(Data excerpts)
-- start --

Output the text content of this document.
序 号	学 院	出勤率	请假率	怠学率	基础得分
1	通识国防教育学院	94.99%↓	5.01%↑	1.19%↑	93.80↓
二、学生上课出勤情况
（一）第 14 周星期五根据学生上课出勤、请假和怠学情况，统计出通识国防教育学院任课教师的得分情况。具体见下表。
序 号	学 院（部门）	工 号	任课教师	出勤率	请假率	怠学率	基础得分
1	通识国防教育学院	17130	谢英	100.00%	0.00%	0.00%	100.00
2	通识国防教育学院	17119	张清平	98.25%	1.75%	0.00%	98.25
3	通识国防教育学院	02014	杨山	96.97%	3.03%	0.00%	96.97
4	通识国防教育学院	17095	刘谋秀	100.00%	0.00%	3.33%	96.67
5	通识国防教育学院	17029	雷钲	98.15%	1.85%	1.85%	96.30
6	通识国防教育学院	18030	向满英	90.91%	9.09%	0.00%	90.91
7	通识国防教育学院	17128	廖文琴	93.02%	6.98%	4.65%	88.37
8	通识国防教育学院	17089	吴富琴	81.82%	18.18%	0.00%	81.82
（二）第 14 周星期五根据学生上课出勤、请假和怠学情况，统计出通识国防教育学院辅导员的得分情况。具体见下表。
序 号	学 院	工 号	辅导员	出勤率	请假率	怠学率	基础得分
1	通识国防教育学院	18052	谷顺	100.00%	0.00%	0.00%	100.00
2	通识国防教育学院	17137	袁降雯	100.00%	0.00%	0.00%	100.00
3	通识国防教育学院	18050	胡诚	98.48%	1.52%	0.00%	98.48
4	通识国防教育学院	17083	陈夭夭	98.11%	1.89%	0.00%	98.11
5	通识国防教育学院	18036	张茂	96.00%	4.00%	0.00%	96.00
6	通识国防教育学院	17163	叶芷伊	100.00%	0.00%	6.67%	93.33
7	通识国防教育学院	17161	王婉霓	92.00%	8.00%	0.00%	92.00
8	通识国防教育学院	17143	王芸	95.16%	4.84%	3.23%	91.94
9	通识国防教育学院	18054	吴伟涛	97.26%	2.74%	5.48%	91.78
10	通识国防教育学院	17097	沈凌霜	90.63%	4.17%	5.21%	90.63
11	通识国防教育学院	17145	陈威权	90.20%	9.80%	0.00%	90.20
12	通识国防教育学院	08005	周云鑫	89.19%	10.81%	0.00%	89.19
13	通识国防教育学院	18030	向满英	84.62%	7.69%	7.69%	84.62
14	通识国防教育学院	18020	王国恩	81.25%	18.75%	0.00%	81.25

-- end --

- _INSTRUCTION_: Repeat all entries. Match them exactly.

- _OUTPUT BELOW_:
Output the text content of this document.
序 号	学 院	出勤率	请假率	怠学率	基础得分
1	通识国防教育学院	94.99%↓	5.01%↑	1.19%↑	93.80↓
二、学生上课出勤情况
（一）第 14 周星期五根据学生上课出勤、请假和怠学情况，统计出通识国防教育学院任课教师的得分情况。具体见下表。
序 号	学 院（部门）	工 号	任课教师	出勤率	请假率	怠学率	基础得分
1	通识国防教育学院	17130	谢英	100.00%	0.00%	0.00%	100.00
2	通识国防教育学院	17119	张清平	98.25%	1.75%	0.00%	98.25
3	通识国防教育学院	02014	杨山	96.97%	3.03%	0.00%	96.97
4	通识国防教育学院	17095	刘谋秀	100.00%	0.00%	3.33%	96.67
5	通识国防教育学院	17029	雷钲	98.15%	1.85%	1.85%	96.30
6	通识国防教育学院	18030	向满英	90.91%	9.09%	0.00%	90.91
7	通识国防教育学院	17128	廖文琴	93.02%	6.98%	4.65%	88.37
8	通识国防教育学院	17089	吴富琴	81.82%	18.18%	0.00%	81.82
（二）第 14 周星期五根据学生上课出勤、请假和怠学情况，统计出通识国防教育学院辅导员的得分情况。具体见下表。
序 号	学 院	工 号	辅导员	出勤率	请假率	怠学率	基础得分
1	通识国防教育学院	18052	谷顺	100.00%	0.00%	0.00%	100.00
2	通识国防教育学院	17137	袁降雯	100.00%	0.00%	0.00%	100.00
3	通识国防教育学院	18050	胡诚	98.48%	1.52%	0.00%	98.48
4	通识国防教育学院	17083	陈夭夭	98.11%	1.89%	0.00%	98.11
5	通识国防教育学院	18036	张茂	96.00%	4.00%	0.00%	96.00
6	通识国防教育学院	17163	叶芷伊	100.00%	0.00%	6.67%	93.33
7	通识国防教育学院	17161	王婉霓	92.00%	8.00%	0.00%	92.00
8	通识国防教育学院	17143	王芸	95.16%	4.84%	3.23%	91.94
9	通识国防教育学院	18054	吴伟涛	97.26%	2.74%	5.48%	91.78
10	通识国防教育学院	17097	沈凌霜	90.63%	4.17%	5.21%	90.63
11	通识国防教育学院	17145	陈威权	90.20%	9.80%	0.00%	90.20
12	通识国防教育学院	08005	周云鑫	89.19%	10.81%	0.00%	89.19
13	通识国防教育学院	18030	向满英	84.62%	7.69%	7.69%	84.62
14	通识国防教育学院	18020	王国恩	81.25%	18.75%	0.00%	81.25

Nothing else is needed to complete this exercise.